→ DATASET EXCERPTS:

________________________

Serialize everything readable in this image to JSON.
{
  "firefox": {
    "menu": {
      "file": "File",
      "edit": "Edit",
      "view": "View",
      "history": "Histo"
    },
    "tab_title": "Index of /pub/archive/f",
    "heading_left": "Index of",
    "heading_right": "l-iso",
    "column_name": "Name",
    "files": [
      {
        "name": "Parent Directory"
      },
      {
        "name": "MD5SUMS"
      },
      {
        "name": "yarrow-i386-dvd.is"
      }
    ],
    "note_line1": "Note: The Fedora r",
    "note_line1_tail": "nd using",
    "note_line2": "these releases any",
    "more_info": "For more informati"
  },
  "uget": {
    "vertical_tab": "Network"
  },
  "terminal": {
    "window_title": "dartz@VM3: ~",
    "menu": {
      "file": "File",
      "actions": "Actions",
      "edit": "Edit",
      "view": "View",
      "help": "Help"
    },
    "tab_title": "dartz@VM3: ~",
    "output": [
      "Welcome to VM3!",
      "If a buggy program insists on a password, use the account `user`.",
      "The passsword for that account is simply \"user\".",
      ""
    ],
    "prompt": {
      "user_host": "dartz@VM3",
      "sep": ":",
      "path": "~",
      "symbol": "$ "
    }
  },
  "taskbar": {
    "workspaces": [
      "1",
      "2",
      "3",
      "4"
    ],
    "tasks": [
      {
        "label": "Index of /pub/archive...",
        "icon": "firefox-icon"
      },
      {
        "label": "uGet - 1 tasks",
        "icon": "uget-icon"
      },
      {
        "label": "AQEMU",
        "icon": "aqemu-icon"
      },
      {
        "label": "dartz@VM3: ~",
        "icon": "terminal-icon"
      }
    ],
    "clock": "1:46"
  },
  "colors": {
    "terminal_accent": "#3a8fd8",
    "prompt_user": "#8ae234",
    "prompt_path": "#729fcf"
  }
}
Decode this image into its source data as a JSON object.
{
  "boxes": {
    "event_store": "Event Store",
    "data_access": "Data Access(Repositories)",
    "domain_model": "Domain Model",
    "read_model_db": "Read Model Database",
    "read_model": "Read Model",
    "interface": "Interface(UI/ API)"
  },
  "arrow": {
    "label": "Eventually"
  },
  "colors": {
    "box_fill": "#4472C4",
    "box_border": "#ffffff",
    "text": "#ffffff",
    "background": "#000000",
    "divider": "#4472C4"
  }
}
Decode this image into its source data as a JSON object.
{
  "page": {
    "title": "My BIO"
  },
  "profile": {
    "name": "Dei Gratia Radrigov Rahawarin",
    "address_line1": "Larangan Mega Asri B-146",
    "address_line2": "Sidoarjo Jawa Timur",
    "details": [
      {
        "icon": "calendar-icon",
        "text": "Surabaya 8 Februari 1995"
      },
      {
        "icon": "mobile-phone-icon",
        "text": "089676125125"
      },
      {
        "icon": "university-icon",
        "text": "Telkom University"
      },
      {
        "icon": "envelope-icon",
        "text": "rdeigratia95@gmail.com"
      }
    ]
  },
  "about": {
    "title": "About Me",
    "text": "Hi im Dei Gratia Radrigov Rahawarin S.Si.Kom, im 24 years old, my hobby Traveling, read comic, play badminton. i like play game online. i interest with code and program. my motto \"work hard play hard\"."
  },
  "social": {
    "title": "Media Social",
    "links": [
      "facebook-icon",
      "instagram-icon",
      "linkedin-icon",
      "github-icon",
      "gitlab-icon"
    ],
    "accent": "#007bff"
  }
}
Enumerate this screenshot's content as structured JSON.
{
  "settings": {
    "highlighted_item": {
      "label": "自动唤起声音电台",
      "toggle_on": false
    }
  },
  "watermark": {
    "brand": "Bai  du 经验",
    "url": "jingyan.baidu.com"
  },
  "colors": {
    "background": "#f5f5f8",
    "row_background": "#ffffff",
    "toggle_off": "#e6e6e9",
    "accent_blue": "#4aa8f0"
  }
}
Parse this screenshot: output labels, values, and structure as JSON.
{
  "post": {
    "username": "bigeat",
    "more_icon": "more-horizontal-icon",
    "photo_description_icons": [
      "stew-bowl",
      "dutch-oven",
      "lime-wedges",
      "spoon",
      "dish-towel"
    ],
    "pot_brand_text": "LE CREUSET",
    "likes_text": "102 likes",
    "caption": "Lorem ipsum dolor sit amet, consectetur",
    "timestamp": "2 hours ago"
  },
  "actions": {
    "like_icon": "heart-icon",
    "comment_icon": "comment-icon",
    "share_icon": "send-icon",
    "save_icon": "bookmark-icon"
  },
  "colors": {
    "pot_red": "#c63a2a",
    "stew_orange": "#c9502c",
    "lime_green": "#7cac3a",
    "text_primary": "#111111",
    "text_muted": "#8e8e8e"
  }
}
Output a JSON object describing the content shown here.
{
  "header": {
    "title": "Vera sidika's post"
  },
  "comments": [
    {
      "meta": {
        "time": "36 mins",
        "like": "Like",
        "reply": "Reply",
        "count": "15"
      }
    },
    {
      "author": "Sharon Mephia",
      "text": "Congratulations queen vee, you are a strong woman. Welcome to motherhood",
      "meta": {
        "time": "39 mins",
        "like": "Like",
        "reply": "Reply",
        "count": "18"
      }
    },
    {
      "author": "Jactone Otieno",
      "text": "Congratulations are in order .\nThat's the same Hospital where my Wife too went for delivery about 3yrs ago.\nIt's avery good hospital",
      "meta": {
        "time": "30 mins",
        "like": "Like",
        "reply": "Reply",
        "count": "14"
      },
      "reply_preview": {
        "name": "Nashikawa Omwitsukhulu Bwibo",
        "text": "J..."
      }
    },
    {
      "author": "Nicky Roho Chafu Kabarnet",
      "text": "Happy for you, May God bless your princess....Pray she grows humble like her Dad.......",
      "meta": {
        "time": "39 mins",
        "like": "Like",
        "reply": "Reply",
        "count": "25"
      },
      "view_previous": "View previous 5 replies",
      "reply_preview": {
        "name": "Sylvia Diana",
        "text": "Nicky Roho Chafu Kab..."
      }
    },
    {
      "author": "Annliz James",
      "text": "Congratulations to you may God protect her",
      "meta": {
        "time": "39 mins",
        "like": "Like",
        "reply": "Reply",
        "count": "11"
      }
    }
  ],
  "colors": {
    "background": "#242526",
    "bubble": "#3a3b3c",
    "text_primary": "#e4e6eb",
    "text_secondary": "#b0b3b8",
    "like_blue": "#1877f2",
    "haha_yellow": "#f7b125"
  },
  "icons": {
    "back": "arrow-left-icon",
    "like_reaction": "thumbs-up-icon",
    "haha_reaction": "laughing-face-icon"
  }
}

________________________

→ WHAT THE TASK REQUIRES: Return every entry verbatim.

→ FINISHED EXERCISE:
Serialize everything readable in this image to JSON.
{
  "firefox": {
    "menu": {
      "file": "File",
      "edit": "Edit",
      "view": "View",
      "history": "Histo"
    },
    "tab_title": "Index of /pub/archive/f",
    "heading_left": "Index of",
    "heading_right": "l-iso",
    "column_name": "Name",
    "files": [
      {
        "name": "Parent Directory"
      },
      {
        "name": "MD5SUMS"
      },
      {
        "name": "yarrow-i386-dvd.is"
      }
    ],
    "note_line1": "Note: The Fedora r",
    "note_line1_tail": "nd using",
    "note_line2": "these releases any",
    "more_info": "For more informati"
  },
  "uget": {
    "vertical_tab": "Network"
  },
  "terminal": {
    "window_title": "dartz@VM3: ~",
    "menu": {
      "file": "File",
      "actions": "Actions",
      "edit": "Edit",
      "view": "View",
      "help": "Help"
    },
    "tab_title": "dartz@VM3: ~",
    "output": [
      "Welcome to VM3!",
      "If a buggy program insists on a password, use the account `user`.",
      "The passsword for that account is simply \"user\".",
      ""
    ],
    "prompt": {
      "user_host": "dartz@VM3",
      "sep": ":",
      "path": "~",
      "symbol": "$ "
    }
  },
  "taskbar": {
    "workspaces": [
      "1",
      "2",
      "3",
      "4"
    ],
    "tasks": [
      {
        "label": "Index of /pub/archive...",
        "icon": "firefox-icon"
      },
      {
        "label": "uGet - 1 tasks",
        "icon": "uget-icon"
      },
      {
        "label": "AQEMU",
        "icon": "aqemu-icon"
      },
      {
        "label": "dartz@VM3: ~",
        "icon": "terminal-icon"
      }
    ],
    "clock": "1:46"
  },
  "colors": {
    "terminal_accent": "#3a8fd8",
    "prompt_user": "#8ae234",
    "prompt_path": "#729fcf"
  }
}
Decode this image into its source data as a JSON object.
{
  "boxes": {
    "event_store": "Event Store",
    "data_access": "Data Access(Repositories)",
    "domain_model": "Domain Model",
    "read_model_db": "Read Model Database",
    "read_model": "Read Model",
    "interface": "Interface(UI/ API)"
  },
  "arrow": {
    "label": "Eventually"
  },
  "colors": {
    "box_fill": "#4472C4",
    "box_border": "#ffffff",
    "text": "#ffffff",
    "background": "#000000",
    "divider": "#4472C4"
  }
}
Decode this image into its source data as a JSON object.
{
  "page": {
    "title": "My BIO"
  },
  "profile": {
    "name": "Dei Gratia Radrigov Rahawarin",
    "address_line1": "Larangan Mega Asri B-146",
    "address_line2": "Sidoarjo Jawa Timur",
    "details": [
      {
        "icon": "calendar-icon",
        "text": "Surabaya 8 Februari 1995"
      },
      {
        "icon": "mobile-phone-icon",
        "text": "089676125125"
      },
      {
        "icon": "university-icon",
        "text": "Telkom University"
      },
      {
        "icon": "envelope-icon",
        "text": "rdeigratia95@gmail.com"
      }
    ]
  },
  "about": {
    "title": "About Me",
    "text": "Hi im Dei Gratia Radrigov Rahawarin S.Si.Kom, im 24 years old, my hobby Traveling, read comic, play badminton. i like play game online. i interest with code and program. my motto \"work hard play hard\"."
  },
  "social": {
    "title": "Media Social",
    "links": [
      "facebook-icon",
      "instagram-icon",
      "linkedin-icon",
      "github-icon",
      "gitlab-icon"
    ],
    "accent": "#007bff"
  }
}
Enumerate this screenshot's content as structured JSON.
{
  "settings": {
    "highlighted_item": {
      "label": "自动唤起声音电台",
      "toggle_on": false
    }
  },
  "watermark": {
    "brand": "Bai  du 经验",
    "url": "jingyan.baidu.com"
  },
  "colors": {
    "background": "#f5f5f8",
    "row_background": "#ffffff",
    "toggle_off": "#e6e6e9",
    "accent_blue": "#4aa8f0"
  }
}
Parse this screenshot: output labels, values, and structure as JSON.
{
  "post": {
    "username": "bigeat",
    "more_icon": "more-horizontal-icon",
    "photo_description_icons": [
      "stew-bowl",
      "dutch-oven",
      "lime-wedges",
      "spoon",
      "dish-towel"
    ],
    "pot_brand_text": "LE CREUSET",
    "likes_text": "102 likes",
    "caption": "Lorem ipsum dolor sit amet, consectetur",
    "timestamp": "2 hours ago"
  },
  "actions": {
    "like_icon": "heart-icon",
    "comment_icon": "comment-icon",
    "share_icon": "send-icon",
    "save_icon": "bookmark-icon"
  },
  "colors": {
    "pot_red": "#c63a2a",
    "stew_orange": "#c9502c",
    "lime_green": "#7cac3a",
    "text_primary": "#111111",
    "text_muted": "#8e8e8e"
  }
}
Output a JSON object describing the content shown here.
{
  "header": {
    "title": "Vera sidika's post"
  },
  "comments": [
    {
      "meta": {
        "time": "36 mins",
        "like": "Like",
        "reply": "Reply",
        "count": "15"
      }
    },
    {
      "author": "Sharon Mephia",
      "text": "Congratulations queen vee, you are a strong woman. Welcome to motherhood",
      "meta": {
        "time": "39 mins",
        "like": "Like",
        "reply": "Reply",
        "count": "18"
      }
    },
    {
      "author": "Jactone Otieno",
      "text": "Congratulations are in order .\nThat's the same Hospital where my Wife too went for delivery about 3yrs ago.\nIt's avery good hospital",
      "meta": {
        "time": "30 mins",
        "like": "Like",
        "reply": "Reply",
        "count": "14"
      },
      "reply_preview": {
        "name": "Nashikawa Omwitsukhulu Bwibo",
        "text": "J..."
      }
    },
    {
      "author": "Nicky Roho Chafu Kabarnet",
      "text": "Happy for you, May God bless your princess....Pray she grows humble like her Dad.......",
      "meta": {
        "time": "39 mins",
        "like": "Like",
        "reply": "Reply",
        "count": "25"
      },
      "view_previous": "View previous 5 replies",
      "reply_preview": {
        "name": "Sylvia Diana",
        "text": "Nicky Roho Chafu Kab..."
      }
    },
    {
      "author": "Annliz James",
      "text": "Congratulations to you may God protect her",
      "meta": {
        "time": "39 mins",
        "like": "Like",
        "reply": "Reply",
        "count": "11"
      }
    }
  ],
  "colors": {
    "background": "#242526",
    "bubble": "#3a3b3c",
    "text_primary": "#e4e6eb",
    "text_secondary": "#b0b3b8",
    "like_blue": "#1877f2",
    "haha_yellow": "#f7b125"
  },
  "icons": {
    "back": "arrow-left-icon",
    "like_reaction": "thumbs-up-icon",
    "haha_reaction": "laughing-face-icon"
  }
}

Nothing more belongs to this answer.